Data records —
[Begin]

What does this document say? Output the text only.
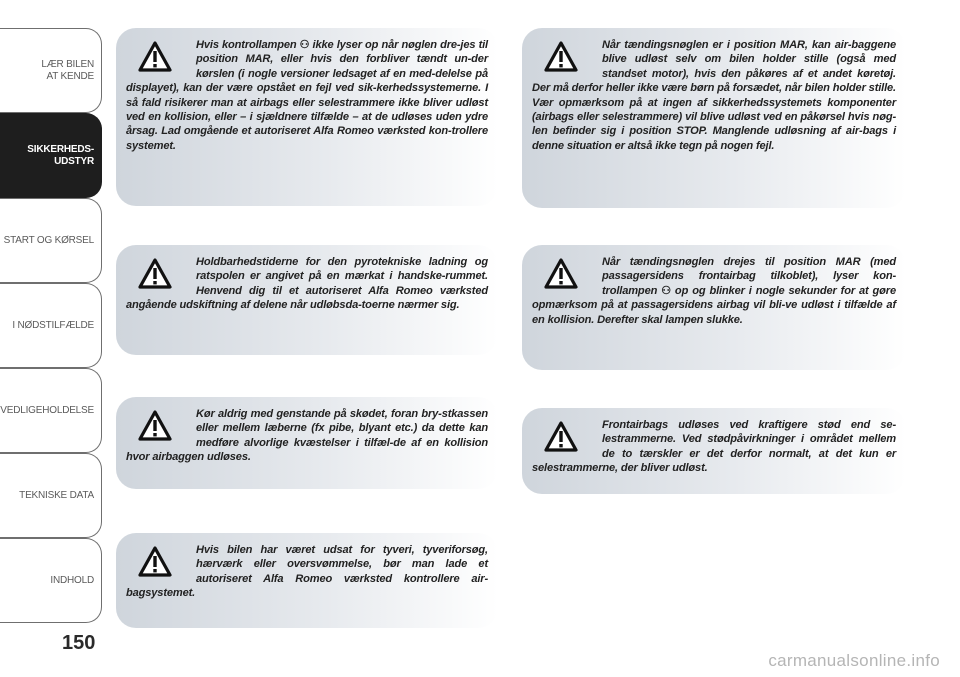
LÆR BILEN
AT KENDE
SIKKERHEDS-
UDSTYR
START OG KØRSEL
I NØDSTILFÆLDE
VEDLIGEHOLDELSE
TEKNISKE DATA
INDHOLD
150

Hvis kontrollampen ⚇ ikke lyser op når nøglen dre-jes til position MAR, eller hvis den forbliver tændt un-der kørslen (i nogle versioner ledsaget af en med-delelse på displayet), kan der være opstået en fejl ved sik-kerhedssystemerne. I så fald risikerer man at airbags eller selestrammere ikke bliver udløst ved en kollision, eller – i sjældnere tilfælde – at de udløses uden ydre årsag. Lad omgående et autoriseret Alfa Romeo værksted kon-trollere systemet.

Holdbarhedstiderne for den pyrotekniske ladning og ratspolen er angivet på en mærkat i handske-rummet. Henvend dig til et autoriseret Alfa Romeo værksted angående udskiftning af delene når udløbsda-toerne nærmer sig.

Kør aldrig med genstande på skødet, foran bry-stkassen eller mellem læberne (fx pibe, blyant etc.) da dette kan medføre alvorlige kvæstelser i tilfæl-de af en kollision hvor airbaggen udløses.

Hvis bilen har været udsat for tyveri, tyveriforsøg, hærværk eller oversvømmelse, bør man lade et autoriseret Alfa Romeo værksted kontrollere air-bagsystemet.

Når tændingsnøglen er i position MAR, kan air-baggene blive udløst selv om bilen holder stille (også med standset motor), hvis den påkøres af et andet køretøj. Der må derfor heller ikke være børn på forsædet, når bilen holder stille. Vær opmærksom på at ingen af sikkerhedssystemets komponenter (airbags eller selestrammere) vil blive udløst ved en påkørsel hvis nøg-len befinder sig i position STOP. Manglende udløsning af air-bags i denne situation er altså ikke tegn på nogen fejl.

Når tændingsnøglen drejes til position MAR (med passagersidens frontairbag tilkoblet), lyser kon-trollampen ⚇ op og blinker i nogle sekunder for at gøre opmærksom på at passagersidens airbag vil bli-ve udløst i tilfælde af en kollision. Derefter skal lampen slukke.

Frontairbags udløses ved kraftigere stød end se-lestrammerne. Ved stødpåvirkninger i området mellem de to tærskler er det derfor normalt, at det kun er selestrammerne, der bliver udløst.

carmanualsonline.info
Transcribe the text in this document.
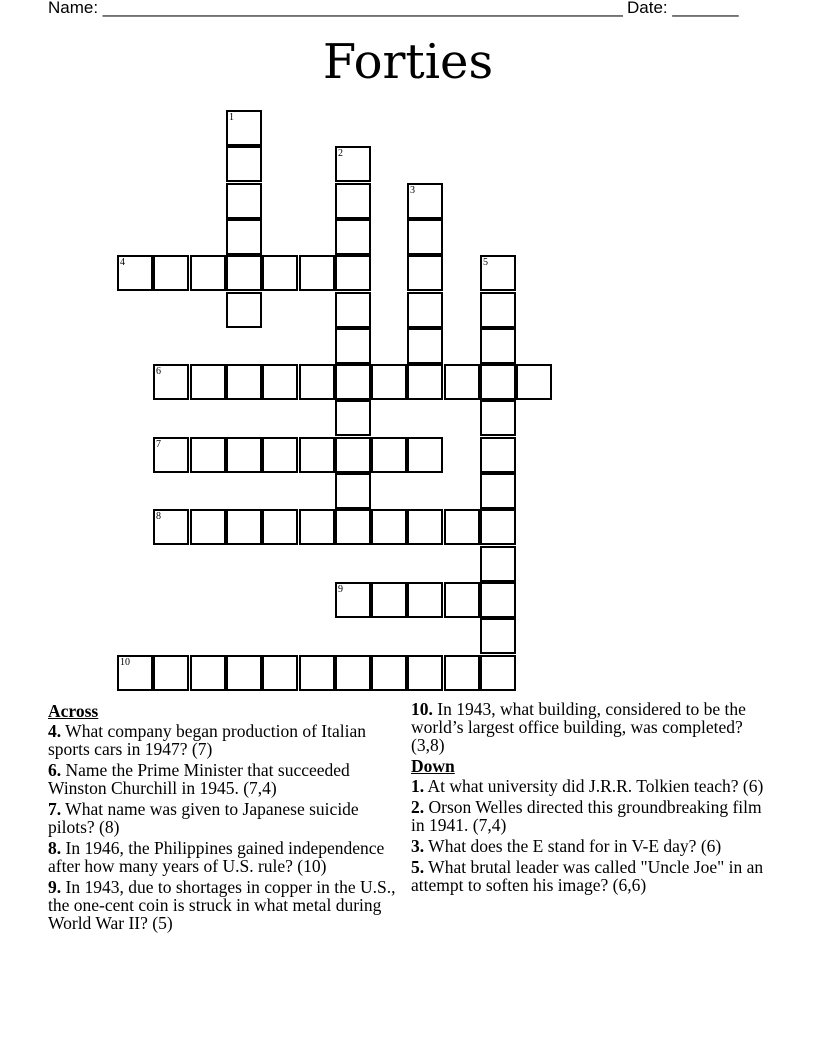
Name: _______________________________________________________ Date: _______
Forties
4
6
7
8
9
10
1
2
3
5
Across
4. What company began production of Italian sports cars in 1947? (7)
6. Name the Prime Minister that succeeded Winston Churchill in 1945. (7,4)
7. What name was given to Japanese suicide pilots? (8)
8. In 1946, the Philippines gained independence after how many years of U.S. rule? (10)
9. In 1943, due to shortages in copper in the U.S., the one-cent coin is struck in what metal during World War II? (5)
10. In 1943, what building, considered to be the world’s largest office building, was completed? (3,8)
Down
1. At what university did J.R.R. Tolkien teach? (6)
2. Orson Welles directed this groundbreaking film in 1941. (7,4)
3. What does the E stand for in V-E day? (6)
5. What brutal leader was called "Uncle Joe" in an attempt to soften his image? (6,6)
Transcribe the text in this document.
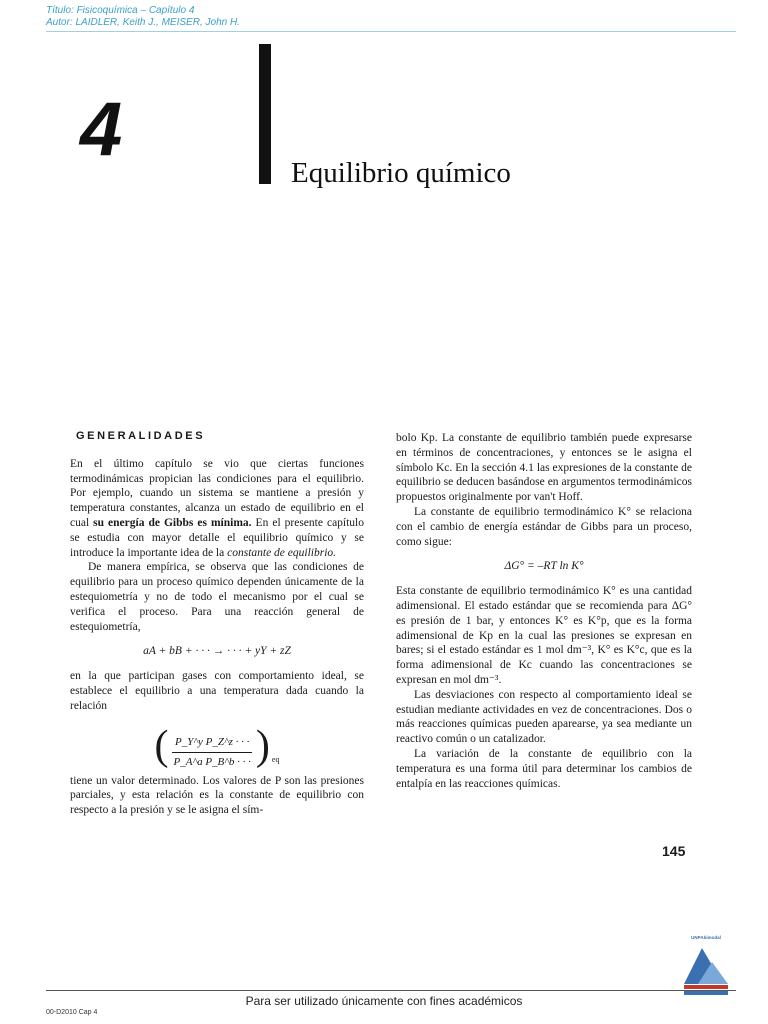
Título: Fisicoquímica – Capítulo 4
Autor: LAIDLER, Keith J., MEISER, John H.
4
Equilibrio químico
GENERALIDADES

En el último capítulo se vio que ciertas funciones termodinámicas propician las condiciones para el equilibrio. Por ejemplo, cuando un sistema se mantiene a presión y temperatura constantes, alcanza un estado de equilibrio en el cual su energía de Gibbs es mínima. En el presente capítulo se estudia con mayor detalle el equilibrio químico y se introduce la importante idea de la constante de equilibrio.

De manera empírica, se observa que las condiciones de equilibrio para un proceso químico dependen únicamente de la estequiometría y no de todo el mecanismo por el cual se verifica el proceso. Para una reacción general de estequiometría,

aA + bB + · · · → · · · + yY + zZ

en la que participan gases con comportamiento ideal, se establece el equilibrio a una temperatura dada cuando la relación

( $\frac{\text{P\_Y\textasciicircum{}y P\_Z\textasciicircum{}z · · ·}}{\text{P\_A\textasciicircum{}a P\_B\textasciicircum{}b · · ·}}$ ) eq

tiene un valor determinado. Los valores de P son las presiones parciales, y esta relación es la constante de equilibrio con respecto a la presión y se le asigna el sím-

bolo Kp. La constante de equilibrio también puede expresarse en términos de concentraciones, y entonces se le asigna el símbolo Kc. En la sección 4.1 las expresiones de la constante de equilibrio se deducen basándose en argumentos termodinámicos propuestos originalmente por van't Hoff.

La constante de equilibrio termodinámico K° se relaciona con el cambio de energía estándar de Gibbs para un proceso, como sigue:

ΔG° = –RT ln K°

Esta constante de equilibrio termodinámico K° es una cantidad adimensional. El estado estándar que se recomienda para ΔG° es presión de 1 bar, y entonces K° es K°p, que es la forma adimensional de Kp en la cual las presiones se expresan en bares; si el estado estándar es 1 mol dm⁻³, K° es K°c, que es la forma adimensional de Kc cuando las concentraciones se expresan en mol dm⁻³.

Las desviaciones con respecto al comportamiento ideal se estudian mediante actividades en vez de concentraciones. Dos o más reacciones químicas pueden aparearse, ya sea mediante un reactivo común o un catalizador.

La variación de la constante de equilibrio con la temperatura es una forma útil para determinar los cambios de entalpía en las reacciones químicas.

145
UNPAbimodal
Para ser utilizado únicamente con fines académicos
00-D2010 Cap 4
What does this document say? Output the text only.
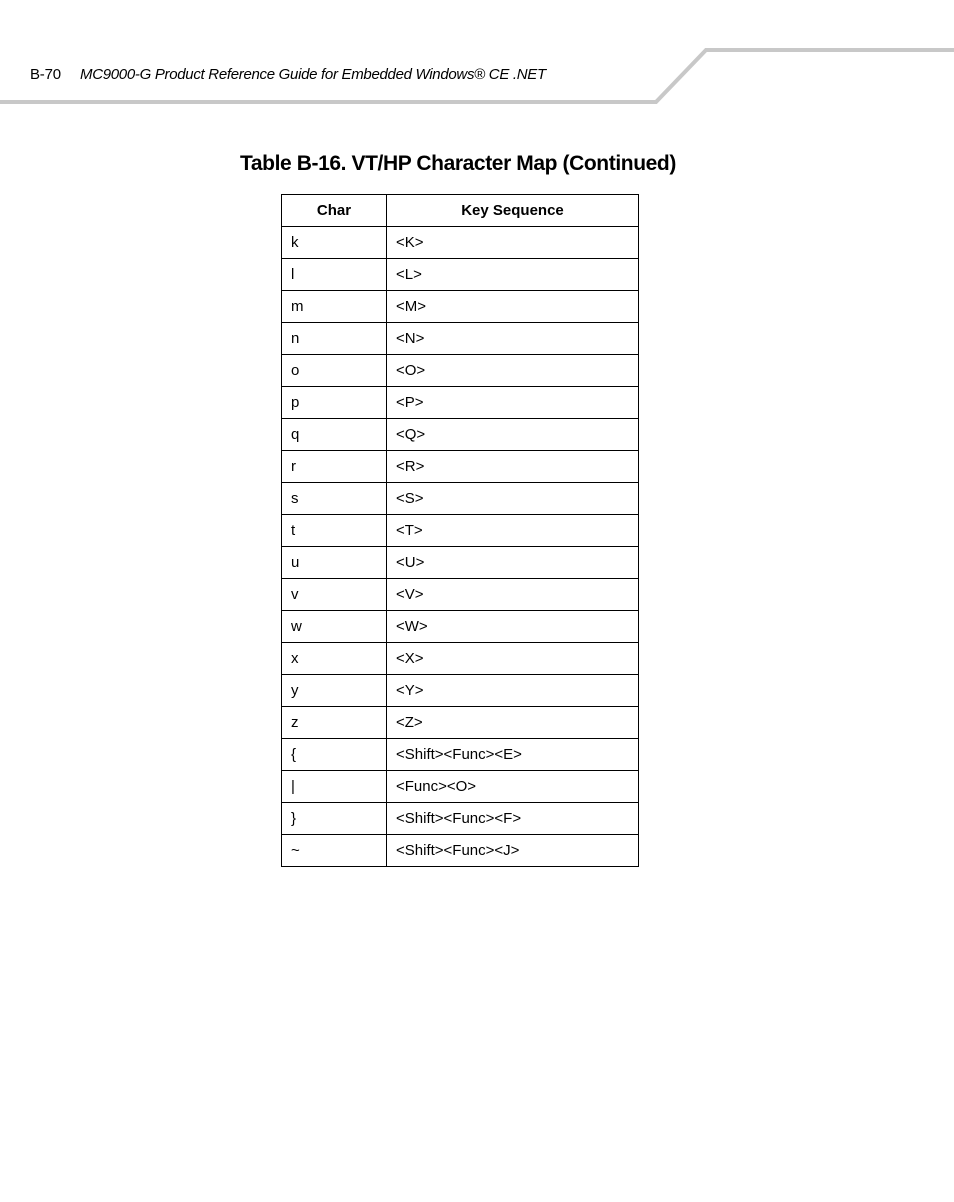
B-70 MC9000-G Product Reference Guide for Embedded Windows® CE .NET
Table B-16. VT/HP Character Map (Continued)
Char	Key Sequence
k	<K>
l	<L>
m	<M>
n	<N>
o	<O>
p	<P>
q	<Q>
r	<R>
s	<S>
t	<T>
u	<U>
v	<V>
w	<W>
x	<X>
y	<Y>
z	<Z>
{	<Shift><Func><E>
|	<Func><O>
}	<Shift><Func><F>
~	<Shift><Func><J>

[End]

Task to carry out —
Give back the entries verbatim. Do not include any picture.

Completed task —
What does this document say? Output the text only.
LÆR BILEN
AT KENDE
SIKKERHEDS-
UDSTYR
START OG KØRSEL
I NØDSTILFÆLDE
VEDLIGEHOLDELSE
TEKNISKE DATA
INDHOLD
150

Hvis kontrollampen ⚇ ikke lyser op når nøglen dre-jes til position MAR, eller hvis den forbliver tændt un-der kørslen (i nogle versioner ledsaget af en med-delelse på displayet), kan der være opstået en fejl ved sik-kerhedssystemerne. I så fald risikerer man at airbags eller selestrammere ikke bliver udløst ved en kollision, eller – i sjældnere tilfælde – at de udløses uden ydre årsag. Lad omgående et autoriseret Alfa Romeo værksted kon-trollere systemet.

Holdbarhedstiderne for den pyrotekniske ladning og ratspolen er angivet på en mærkat i handske-rummet. Henvend dig til et autoriseret Alfa Romeo værksted angående udskiftning af delene når udløbsda-toerne nærmer sig.

Kør aldrig med genstande på skødet, foran bry-stkassen eller mellem læberne (fx pibe, blyant etc.) da dette kan medføre alvorlige kvæstelser i tilfæl-de af en kollision hvor airbaggen udløses.

Hvis bilen har været udsat for tyveri, tyveriforsøg, hærværk eller oversvømmelse, bør man lade et autoriseret Alfa Romeo værksted kontrollere air-bagsystemet.

Når tændingsnøglen er i position MAR, kan air-baggene blive udløst selv om bilen holder stille (også med standset motor), hvis den påkøres af et andet køretøj. Der må derfor heller ikke være børn på forsædet, når bilen holder stille. Vær opmærksom på at ingen af sikkerhedssystemets komponenter (airbags eller selestrammere) vil blive udløst ved en påkørsel hvis nøg-len befinder sig i position STOP. Manglende udløsning af air-bags i denne situation er altså ikke tegn på nogen fejl.

Når tændingsnøglen drejes til position MAR (med passagersidens frontairbag tilkoblet), lyser kon-trollampen ⚇ op og blinker i nogle sekunder for at gøre opmærksom på at passagersidens airbag vil bli-ve udløst i tilfælde af en kollision. Derefter skal lampen slukke.

Frontairbags udløses ved kraftigere stød end se-lestrammerne. Ved stødpåvirkninger i området mellem de to tærskler er det derfor normalt, at det kun er selestrammerne, der bliver udløst.

carmanualsonline.info
Transcribe the text in this document.
Name: _______________________________________________________ Date: _______
Forties
4
6
7
8
9
10
1
2
3
5
Across
4. What company began production of Italian sports cars in 1947? (7)
6. Name the Prime Minister that succeeded Winston Churchill in 1945. (7,4)
7. What name was given to Japanese suicide pilots? (8)
8. In 1946, the Philippines gained independence after how many years of U.S. rule? (10)
9. In 1943, due to shortages in copper in the U.S., the one-cent coin is struck in what metal during World War II? (5)
10. In 1943, what building, considered to be the world’s largest office building, was completed? (3,8)
Down
1. At what university did J.R.R. Tolkien teach? (6)
2. Orson Welles directed this groundbreaking film in 1941. (7,4)
3. What does the E stand for in V-E day? (6)
5. What brutal leader was called "Uncle Joe" in an attempt to soften his image? (6,6)
Transcribe the text in this document.
Título: Fisicoquímica – Capítulo 4
Autor: LAIDLER, Keith J., MEISER, John H.
4
Equilibrio químico
GENERALIDADES

En el último capítulo se vio que ciertas funciones termodinámicas propician las condiciones para el equilibrio. Por ejemplo, cuando un sistema se mantiene a presión y temperatura constantes, alcanza un estado de equilibrio en el cual su energía de Gibbs es mínima. En el presente capítulo se estudia con mayor detalle el equilibrio químico y se introduce la importante idea de la constante de equilibrio.

De manera empírica, se observa que las condiciones de equilibrio para un proceso químico dependen únicamente de la estequiometría y no de todo el mecanismo por el cual se verifica el proceso. Para una reacción general de estequiometría,

aA + bB + · · · → · · · + yY + zZ

en la que participan gases con comportamiento ideal, se establece el equilibrio a una temperatura dada cuando la relación

( $\frac{\text{P\_Y\textasciicircum{}y P\_Z\textasciicircum{}z · · ·}}{\text{P\_A\textasciicircum{}a P\_B\textasciicircum{}b · · ·}}$ ) eq

tiene un valor determinado. Los valores de P son las presiones parciales, y esta relación es la constante de equilibrio con respecto a la presión y se le asigna el sím-

bolo Kp. La constante de equilibrio también puede expresarse en términos de concentraciones, y entonces se le asigna el símbolo Kc. En la sección 4.1 las expresiones de la constante de equilibrio se deducen basándose en argumentos termodinámicos propuestos originalmente por van't Hoff.

La constante de equilibrio termodinámico K° se relaciona con el cambio de energía estándar de Gibbs para un proceso, como sigue:

ΔG° = –RT ln K°

Esta constante de equilibrio termodinámico K° es una cantidad adimensional. El estado estándar que se recomienda para ΔG° es presión de 1 bar, y entonces K° es K°p, que es la forma adimensional de Kp en la cual las presiones se expresan en bares; si el estado estándar es 1 mol dm⁻³, K° es K°c, que es la forma adimensional de Kc cuando las concentraciones se expresan en mol dm⁻³.

Las desviaciones con respecto al comportamiento ideal se estudian mediante actividades en vez de concentraciones. Dos o más reacciones químicas pueden aparearse, ya sea mediante un reactivo común o un catalizador.

La variación de la constante de equilibrio con la temperatura es una forma útil para determinar los cambios de entalpía en las reacciones químicas.

145
UNPAbimodal
Para ser utilizado únicamente con fines académicos
00-D2010 Cap 4
What does this document say? Output the text only.
B-70 MC9000-G Product Reference Guide for Embedded Windows® CE .NET
Table B-16. VT/HP Character Map (Continued)
Char	Key Sequence
k	<K>
l	<L>
m	<M>
n	<N>
o	<O>
p	<P>
q	<Q>
r	<R>
s	<S>
t	<T>
u	<U>
v	<V>
w	<W>
x	<X>
y	<Y>
z	<Z>
{	<Shift><Func><E>
|	<Func><O>
}	<Shift><Func><F>
~	<Shift><Func><J>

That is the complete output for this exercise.